▶ [STATED TASK]
Render every line of the records below as a Markdown table with the columns "Row" and "Record line", numbering the rows and skipping blank lines. Omit the pictures.

▶ [SUPPLIED ENTRIES]
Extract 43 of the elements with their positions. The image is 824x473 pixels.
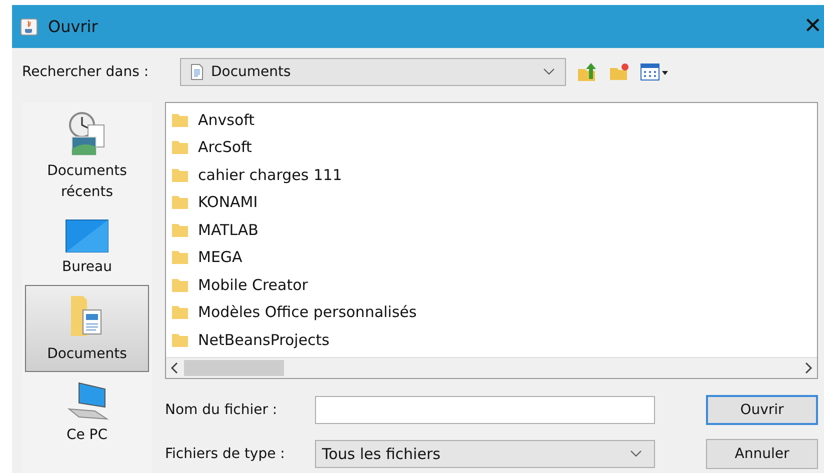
folder-item[interactable]: Modèles Office personnalisés <box>172 298 817 326</box>
window-title: Ouvrir <box>48 17 99 36</box>
document-icon <box>191 64 203 80</box>
folder-icon <box>172 250 188 264</box>
folder-icon <box>172 222 188 237</box>
file-type-label: Fichiers de type : <box>165 446 286 462</box>
file-name-label: Nom du fichier : <box>165 402 278 418</box>
cancel-button[interactable]: Annuler <box>706 439 818 469</box>
folder-item[interactable]: ArcSoft <box>172 134 817 161</box>
folder-item[interactable]: MATLAB <box>172 216 817 244</box>
place-item[interactable]: Ce PC <box>25 372 149 453</box>
coffee-cup-icon <box>20 18 38 36</box>
folder-icon <box>172 168 188 182</box>
folder-item[interactable]: MEGA <box>172 244 817 271</box>
scroll-thumb[interactable] <box>184 360 284 376</box>
open-button[interactable]: Ouvrir <box>706 395 818 425</box>
folder-item[interactable]: cahier charges 111 <box>172 161 817 188</box>
new-folder-icon[interactable] <box>608 61 630 83</box>
view-menu-icon[interactable] <box>640 62 670 82</box>
file-type-dropdown[interactable]: Tous les fichiers <box>315 440 655 468</box>
desktop-icon <box>65 219 109 253</box>
folder-icon <box>172 278 188 292</box>
chevron-down-icon <box>543 68 555 76</box>
close-button[interactable]: ✕ <box>804 14 824 39</box>
folder-item[interactable]: NetBeansProjects <box>172 326 817 354</box>
place-item[interactable]: Documents <box>25 285 149 372</box>
folder-item[interactable]: Mobile Creator <box>172 271 817 298</box>
look-in-label: Rechercher dans : <box>22 64 150 80</box>
folder-icon <box>172 112 188 127</box>
folder-icon <box>172 195 188 210</box>
folder-up-icon[interactable] <box>576 61 598 83</box>
folder-icon <box>172 140 188 154</box>
place-item[interactable]: Bureau <box>25 210 149 285</box>
file-name-field[interactable] <box>315 396 655 424</box>
look-in-dropdown[interactable]: Documents <box>180 58 566 86</box>
place-item[interactable]: Documents récents <box>25 102 149 210</box>
folder-item[interactable]: Anvsoft <box>172 106 817 134</box>
chevron-down-icon <box>630 450 642 458</box>
folder-icon <box>172 332 188 347</box>
computer-icon <box>65 381 109 421</box>
folder-icon <box>172 305 188 320</box>
horizontal-scrollbar[interactable] <box>166 357 817 378</box>
folder-item[interactable]: KONAMI <box>172 188 817 216</box>
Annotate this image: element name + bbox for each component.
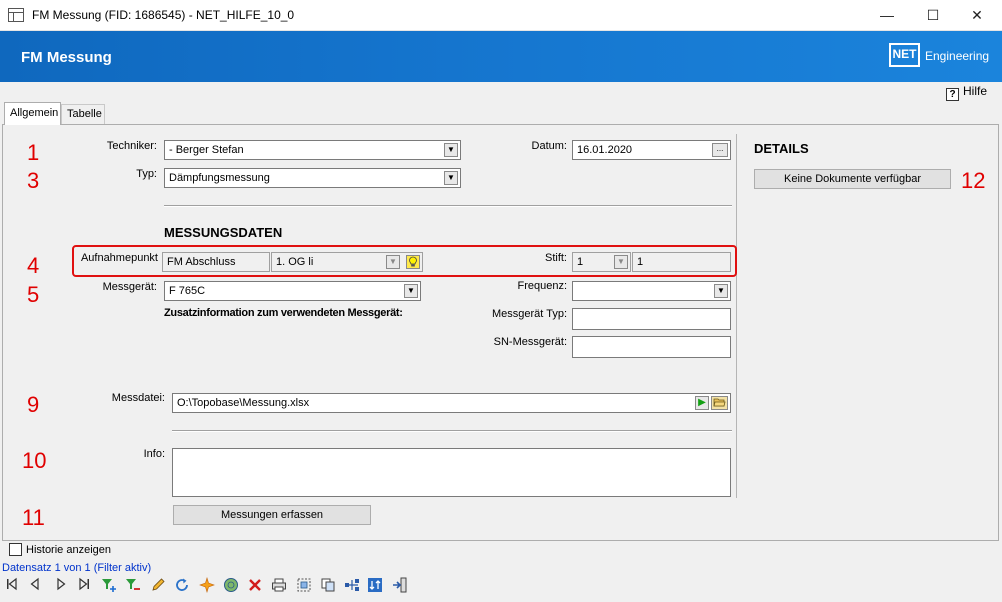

▶ [ANSWER TO THE EXERCISE]
| Row | Record line |
|---|---|
| 1 | Extract 43 of the elements with their positions. The image is 824x473 pixels. |
| 2 | folder-item[interactable]: Modèles Office personnalisés <box>172 298 817 326</box> |
| 3 | window-title: Ouvrir <box>48 17 99 36</box> |
| 4 | document-icon <box>191 64 203 80</box> |
| 5 | folder-icon <box>172 250 188 264</box> |
| 6 | folder-icon <box>172 222 188 237</box> |
| 7 | file-type-label: Fichiers de type : <box>165 446 286 462</box> |
| 8 | file-name-label: Nom du fichier : <box>165 402 278 418</box> |
| 9 | cancel-button[interactable]: Annuler <box>706 439 818 469</box> |
| 10 | folder-item[interactable]: ArcSoft <box>172 134 817 161</box> |
| 11 | folder-item[interactable]: MATLAB <box>172 216 817 244</box> |
| 12 | place-item[interactable]: Ce PC <box>25 372 149 453</box> |
| 13 | coffee-cup-icon <box>20 18 38 36</box> |
| 14 | folder-icon <box>172 168 188 182</box> |
| 15 | folder-item[interactable]: MEGA <box>172 244 817 271</box> |
| 16 | scroll-thumb[interactable] <box>184 360 284 376</box> |
| 17 | open-button[interactable]: Ouvrir <box>706 395 818 425</box> |
| 18 | folder-item[interactable]: cahier charges 111 <box>172 161 817 188</box> |
| 19 | new-folder-icon[interactable] <box>608 61 630 83</box> |
| 20 | view-menu-icon[interactable] <box>640 62 670 82</box> |
| 21 | file-type-dropdown[interactable]: Tous les fichiers <box>315 440 655 468</box> |
| 22 | desktop-icon <box>65 219 109 253</box> |
| 23 | folder-icon <box>172 278 188 292</box> |
| 24 | chevron-down-icon <box>543 68 555 76</box> |
| 25 | close-button[interactable]: ✕ <box>804 14 824 39</box> |
| 26 | folder-item[interactable]: NetBeansProjects <box>172 326 817 354</box> |
| 27 | place-item[interactable]: Documents <box>25 285 149 372</box> |
| 28 | folder-item[interactable]: Mobile Creator <box>172 271 817 298</box> |
| 29 | look-in-label: Rechercher dans : <box>22 64 150 80</box> |
| 30 | folder-icon <box>172 112 188 127</box> |
| 31 | folder-icon <box>172 195 188 210</box> |
| 32 | folder-up-icon[interactable] <box>576 61 598 83</box> |
| 33 | folder-icon <box>172 140 188 154</box> |
| 34 | place-item[interactable]: Bureau <box>25 210 149 285</box> |
| 35 | file-name-field[interactable] <box>315 396 655 424</box> |
| 36 | look-in-dropdown[interactable]: Documents <box>180 58 566 86</box> |
| 37 | place-item[interactable]: Documents récents <box>25 102 149 210</box> |
| 38 | folder-item[interactable]: Anvsoft <box>172 106 817 134</box> |
| 39 | chevron-down-icon <box>630 450 642 458</box> |
| 40 | folder-icon <box>172 332 188 347</box> |
| 41 | computer-icon <box>65 381 109 421</box> |
| 42 | folder-icon <box>172 305 188 320</box> |
| 43 | horizontal-scrollbar[interactable] <box>166 357 817 378</box> |
| 44 | folder-item[interactable]: KONAMI <box>172 188 817 216</box> |
| 45 | Annotate this image: element name + bbox for each component. |